Dataset entries
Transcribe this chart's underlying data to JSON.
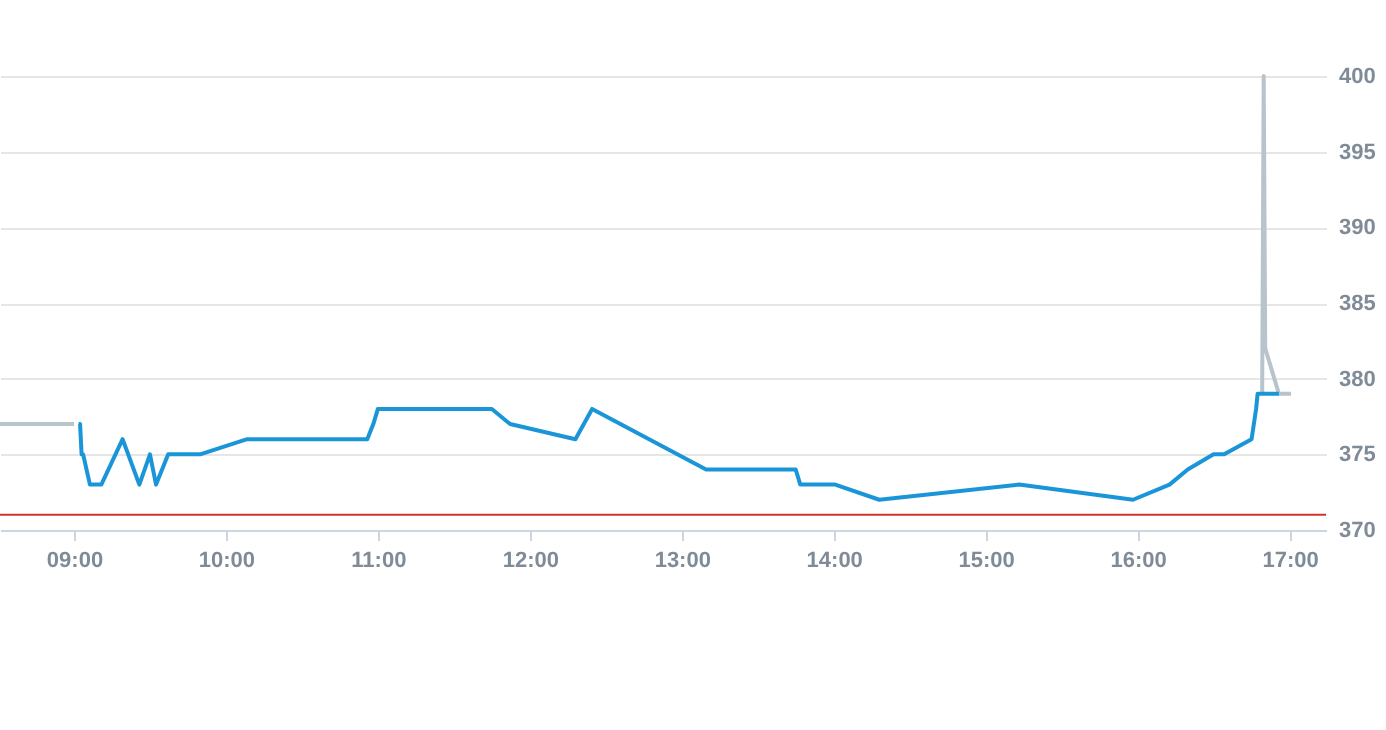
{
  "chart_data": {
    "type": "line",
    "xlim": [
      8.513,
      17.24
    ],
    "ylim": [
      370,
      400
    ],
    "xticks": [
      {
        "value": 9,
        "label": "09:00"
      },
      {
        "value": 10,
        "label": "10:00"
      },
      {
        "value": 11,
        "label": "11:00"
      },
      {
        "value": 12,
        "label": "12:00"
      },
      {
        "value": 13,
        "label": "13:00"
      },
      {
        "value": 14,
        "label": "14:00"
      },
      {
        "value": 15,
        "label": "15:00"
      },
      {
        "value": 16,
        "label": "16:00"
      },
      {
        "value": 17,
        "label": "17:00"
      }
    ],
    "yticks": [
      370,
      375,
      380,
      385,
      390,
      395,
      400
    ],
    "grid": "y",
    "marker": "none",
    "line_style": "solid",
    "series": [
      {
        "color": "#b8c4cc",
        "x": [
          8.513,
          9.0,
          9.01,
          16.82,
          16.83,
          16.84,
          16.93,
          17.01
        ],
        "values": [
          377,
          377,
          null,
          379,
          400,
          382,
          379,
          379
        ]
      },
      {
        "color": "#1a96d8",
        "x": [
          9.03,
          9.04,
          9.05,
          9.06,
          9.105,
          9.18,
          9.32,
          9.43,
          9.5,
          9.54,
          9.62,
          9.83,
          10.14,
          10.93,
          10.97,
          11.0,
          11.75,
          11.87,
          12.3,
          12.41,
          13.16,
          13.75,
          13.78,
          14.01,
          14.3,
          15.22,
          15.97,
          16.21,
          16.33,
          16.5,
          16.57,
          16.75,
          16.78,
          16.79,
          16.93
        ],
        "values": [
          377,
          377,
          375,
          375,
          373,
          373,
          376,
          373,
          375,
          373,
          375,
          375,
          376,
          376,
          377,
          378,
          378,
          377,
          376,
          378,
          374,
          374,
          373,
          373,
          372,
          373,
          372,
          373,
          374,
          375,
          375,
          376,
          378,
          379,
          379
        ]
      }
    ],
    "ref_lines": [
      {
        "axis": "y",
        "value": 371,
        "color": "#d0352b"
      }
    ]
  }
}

● **GIVEN EXERCISE**
Reproduce the data above in full, exactly as it is, with the pictures left out.

● **TASK SOLUTION**
Transcribe this chart's underlying data to JSON.
{
  "chart_data": {
    "type": "line",
    "xlim": [
      8.513,
      17.24
    ],
    "ylim": [
      370,
      400
    ],
    "xticks": [
      {
        "value": 9,
        "label": "09:00"
      },
      {
        "value": 10,
        "label": "10:00"
      },
      {
        "value": 11,
        "label": "11:00"
      },
      {
        "value": 12,
        "label": "12:00"
      },
      {
        "value": 13,
        "label": "13:00"
      },
      {
        "value": 14,
        "label": "14:00"
      },
      {
        "value": 15,
        "label": "15:00"
      },
      {
        "value": 16,
        "label": "16:00"
      },
      {
        "value": 17,
        "label": "17:00"
      }
    ],
    "yticks": [
      370,
      375,
      380,
      385,
      390,
      395,
      400
    ],
    "grid": "y",
    "marker": "none",
    "line_style": "solid",
    "series": [
      {
        "color": "#b8c4cc",
        "x": [
          8.513,
          9.0,
          9.01,
          16.82,
          16.83,
          16.84,
          16.93,
          17.01
        ],
        "values": [
          377,
          377,
          null,
          379,
          400,
          382,
          379,
          379
        ]
      },
      {
        "color": "#1a96d8",
        "x": [
          9.03,
          9.04,
          9.05,
          9.06,
          9.105,
          9.18,
          9.32,
          9.43,
          9.5,
          9.54,
          9.62,
          9.83,
          10.14,
          10.93,
          10.97,
          11.0,
          11.75,
          11.87,
          12.3,
          12.41,
          13.16,
          13.75,
          13.78,
          14.01,
          14.3,
          15.22,
          15.97,
          16.21,
          16.33,
          16.5,
          16.57,
          16.75,
          16.78,
          16.79,
          16.93
        ],
        "values": [
          377,
          377,
          375,
          375,
          373,
          373,
          376,
          373,
          375,
          373,
          375,
          375,
          376,
          376,
          377,
          378,
          378,
          377,
          376,
          378,
          374,
          374,
          373,
          373,
          372,
          373,
          372,
          373,
          374,
          375,
          375,
          376,
          378,
          379,
          379
        ]
      }
    ],
    "ref_lines": [
      {
        "axis": "y",
        "value": 371,
        "color": "#d0352b"
      }
    ]
  }
}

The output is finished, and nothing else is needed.